EXERCISE BRIEF: Print the records again, character for character.

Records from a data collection
--- start ---

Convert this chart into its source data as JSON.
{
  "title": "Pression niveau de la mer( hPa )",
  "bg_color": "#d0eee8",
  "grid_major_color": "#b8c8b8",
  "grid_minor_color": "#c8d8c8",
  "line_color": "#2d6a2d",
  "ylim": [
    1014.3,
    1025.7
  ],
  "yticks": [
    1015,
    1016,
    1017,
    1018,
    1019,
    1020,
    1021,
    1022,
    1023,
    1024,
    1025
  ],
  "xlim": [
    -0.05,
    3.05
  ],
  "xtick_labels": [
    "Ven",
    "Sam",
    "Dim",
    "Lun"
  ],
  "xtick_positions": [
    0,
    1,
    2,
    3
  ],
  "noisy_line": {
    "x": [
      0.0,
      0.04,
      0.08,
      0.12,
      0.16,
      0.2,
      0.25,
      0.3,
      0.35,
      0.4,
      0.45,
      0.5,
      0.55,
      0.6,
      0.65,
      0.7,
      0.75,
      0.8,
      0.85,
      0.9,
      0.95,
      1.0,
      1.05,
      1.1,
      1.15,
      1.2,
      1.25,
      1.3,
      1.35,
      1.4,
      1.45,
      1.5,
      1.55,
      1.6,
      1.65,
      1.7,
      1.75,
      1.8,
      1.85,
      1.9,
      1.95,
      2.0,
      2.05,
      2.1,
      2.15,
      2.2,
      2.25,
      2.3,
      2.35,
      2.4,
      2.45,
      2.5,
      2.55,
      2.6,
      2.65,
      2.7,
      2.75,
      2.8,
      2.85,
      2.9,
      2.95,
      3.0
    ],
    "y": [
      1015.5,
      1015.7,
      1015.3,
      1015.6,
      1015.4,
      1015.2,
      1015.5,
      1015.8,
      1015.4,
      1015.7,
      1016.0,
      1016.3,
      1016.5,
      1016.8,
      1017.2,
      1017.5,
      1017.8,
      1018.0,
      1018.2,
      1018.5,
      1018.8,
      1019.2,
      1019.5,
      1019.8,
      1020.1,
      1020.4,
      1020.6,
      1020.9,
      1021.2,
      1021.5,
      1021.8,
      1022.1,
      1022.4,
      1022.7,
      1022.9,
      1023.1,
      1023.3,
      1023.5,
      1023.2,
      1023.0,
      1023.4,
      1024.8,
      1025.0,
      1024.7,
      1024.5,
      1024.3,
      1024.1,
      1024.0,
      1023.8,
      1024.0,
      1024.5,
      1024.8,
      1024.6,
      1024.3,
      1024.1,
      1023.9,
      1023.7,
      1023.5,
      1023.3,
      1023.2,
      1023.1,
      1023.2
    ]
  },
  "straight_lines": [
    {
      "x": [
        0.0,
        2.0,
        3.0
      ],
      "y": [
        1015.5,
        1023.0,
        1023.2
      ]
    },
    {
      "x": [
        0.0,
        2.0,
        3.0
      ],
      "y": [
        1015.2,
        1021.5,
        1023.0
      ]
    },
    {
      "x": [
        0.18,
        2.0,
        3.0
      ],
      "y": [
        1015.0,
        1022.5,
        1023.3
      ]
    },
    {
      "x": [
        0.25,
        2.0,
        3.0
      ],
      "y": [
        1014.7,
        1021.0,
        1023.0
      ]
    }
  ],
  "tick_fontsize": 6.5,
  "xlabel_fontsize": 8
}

--- end ---

EXERCISE RESPONSE:
Convert this chart into its source data as JSON.
{
  "title": "Pression niveau de la mer( hPa )",
  "bg_color": "#d0eee8",
  "grid_major_color": "#b8c8b8",
  "grid_minor_color": "#c8d8c8",
  "line_color": "#2d6a2d",
  "ylim": [
    1014.3,
    1025.7
  ],
  "yticks": [
    1015,
    1016,
    1017,
    1018,
    1019,
    1020,
    1021,
    1022,
    1023,
    1024,
    1025
  ],
  "xlim": [
    -0.05,
    3.05
  ],
  "xtick_labels": [
    "Ven",
    "Sam",
    "Dim",
    "Lun"
  ],
  "xtick_positions": [
    0,
    1,
    2,
    3
  ],
  "noisy_line": {
    "x": [
      0.0,
      0.04,
      0.08,
      0.12,
      0.16,
      0.2,
      0.25,
      0.3,
      0.35,
      0.4,
      0.45,
      0.5,
      0.55,
      0.6,
      0.65,
      0.7,
      0.75,
      0.8,
      0.85,
      0.9,
      0.95,
      1.0,
      1.05,
      1.1,
      1.15,
      1.2,
      1.25,
      1.3,
      1.35,
      1.4,
      1.45,
      1.5,
      1.55,
      1.6,
      1.65,
      1.7,
      1.75,
      1.8,
      1.85,
      1.9,
      1.95,
      2.0,
      2.05,
      2.1,
      2.15,
      2.2,
      2.25,
      2.3,
      2.35,
      2.4,
      2.45,
      2.5,
      2.55,
      2.6,
      2.65,
      2.7,
      2.75,
      2.8,
      2.85,
      2.9,
      2.95,
      3.0
    ],
    "y": [
      1015.5,
      1015.7,
      1015.3,
      1015.6,
      1015.4,
      1015.2,
      1015.5,
      1015.8,
      1015.4,
      1015.7,
      1016.0,
      1016.3,
      1016.5,
      1016.8,
      1017.2,
      1017.5,
      1017.8,
      1018.0,
      1018.2,
      1018.5,
      1018.8,
      1019.2,
      1019.5,
      1019.8,
      1020.1,
      1020.4,
      1020.6,
      1020.9,
      1021.2,
      1021.5,
      1021.8,
      1022.1,
      1022.4,
      1022.7,
      1022.9,
      1023.1,
      1023.3,
      1023.5,
      1023.2,
      1023.0,
      1023.4,
      1024.8,
      1025.0,
      1024.7,
      1024.5,
      1024.3,
      1024.1,
      1024.0,
      1023.8,
      1024.0,
      1024.5,
      1024.8,
      1024.6,
      1024.3,
      1024.1,
      1023.9,
      1023.7,
      1023.5,
      1023.3,
      1023.2,
      1023.1,
      1023.2
    ]
  },
  "straight_lines": [
    {
      "x": [
        0.0,
        2.0,
        3.0
      ],
      "y": [
        1015.5,
        1023.0,
        1023.2
      ]
    },
    {
      "x": [
        0.0,
        2.0,
        3.0
      ],
      "y": [
        1015.2,
        1021.5,
        1023.0
      ]
    },
    {
      "x": [
        0.18,
        2.0,
        3.0
      ],
      "y": [
        1015.0,
        1022.5,
        1023.3
      ]
    },
    {
      "x": [
        0.25,
        2.0,
        3.0
      ],
      "y": [
        1014.7,
        1021.0,
        1023.0
      ]
    }
  ],
  "tick_fontsize": 6.5,
  "xlabel_fontsize": 8
}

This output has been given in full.